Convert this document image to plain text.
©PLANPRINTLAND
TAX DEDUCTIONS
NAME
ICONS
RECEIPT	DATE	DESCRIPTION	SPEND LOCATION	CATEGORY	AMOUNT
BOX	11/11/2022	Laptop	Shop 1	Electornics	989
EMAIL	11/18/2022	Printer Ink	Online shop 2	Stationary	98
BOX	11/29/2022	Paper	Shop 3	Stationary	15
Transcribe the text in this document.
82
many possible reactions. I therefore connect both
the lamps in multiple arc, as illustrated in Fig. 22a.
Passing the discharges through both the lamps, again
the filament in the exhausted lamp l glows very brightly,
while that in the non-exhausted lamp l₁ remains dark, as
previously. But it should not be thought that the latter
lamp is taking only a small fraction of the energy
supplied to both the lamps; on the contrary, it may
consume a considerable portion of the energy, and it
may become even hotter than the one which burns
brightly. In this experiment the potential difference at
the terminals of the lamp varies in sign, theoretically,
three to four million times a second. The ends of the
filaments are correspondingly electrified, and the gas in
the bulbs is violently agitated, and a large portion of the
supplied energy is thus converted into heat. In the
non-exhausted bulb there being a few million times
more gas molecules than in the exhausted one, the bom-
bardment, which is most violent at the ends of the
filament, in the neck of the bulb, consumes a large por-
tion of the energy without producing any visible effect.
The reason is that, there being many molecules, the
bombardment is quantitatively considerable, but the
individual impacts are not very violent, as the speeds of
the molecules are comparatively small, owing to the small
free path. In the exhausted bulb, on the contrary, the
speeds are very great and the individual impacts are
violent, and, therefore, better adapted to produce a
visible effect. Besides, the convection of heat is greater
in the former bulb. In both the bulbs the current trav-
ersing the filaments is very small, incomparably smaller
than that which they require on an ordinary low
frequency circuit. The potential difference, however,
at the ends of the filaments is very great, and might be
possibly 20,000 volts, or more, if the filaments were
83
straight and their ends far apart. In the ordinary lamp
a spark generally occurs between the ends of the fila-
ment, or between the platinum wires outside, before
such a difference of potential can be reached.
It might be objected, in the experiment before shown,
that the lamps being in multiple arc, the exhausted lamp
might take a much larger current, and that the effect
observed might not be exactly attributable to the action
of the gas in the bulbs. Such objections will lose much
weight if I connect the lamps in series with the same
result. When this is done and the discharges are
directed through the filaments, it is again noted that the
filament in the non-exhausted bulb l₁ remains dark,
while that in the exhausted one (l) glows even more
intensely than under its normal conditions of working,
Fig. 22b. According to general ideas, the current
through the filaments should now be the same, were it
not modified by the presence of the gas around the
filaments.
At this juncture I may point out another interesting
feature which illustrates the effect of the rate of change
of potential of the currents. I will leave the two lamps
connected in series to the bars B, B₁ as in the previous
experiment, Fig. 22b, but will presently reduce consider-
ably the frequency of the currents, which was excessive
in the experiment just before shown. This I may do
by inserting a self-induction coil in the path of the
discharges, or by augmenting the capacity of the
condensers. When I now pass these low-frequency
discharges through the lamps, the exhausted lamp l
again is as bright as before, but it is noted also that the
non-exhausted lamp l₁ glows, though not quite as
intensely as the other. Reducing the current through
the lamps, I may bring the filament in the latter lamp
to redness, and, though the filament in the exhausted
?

> **Work to do**:
Identify each line in the entries with the word "frequency" and copy it.

> **Task response**:
frequency circuit. The potential difference, however,
ably the frequency of the currents, which was excessive
condensers. When I now pass these low-frequency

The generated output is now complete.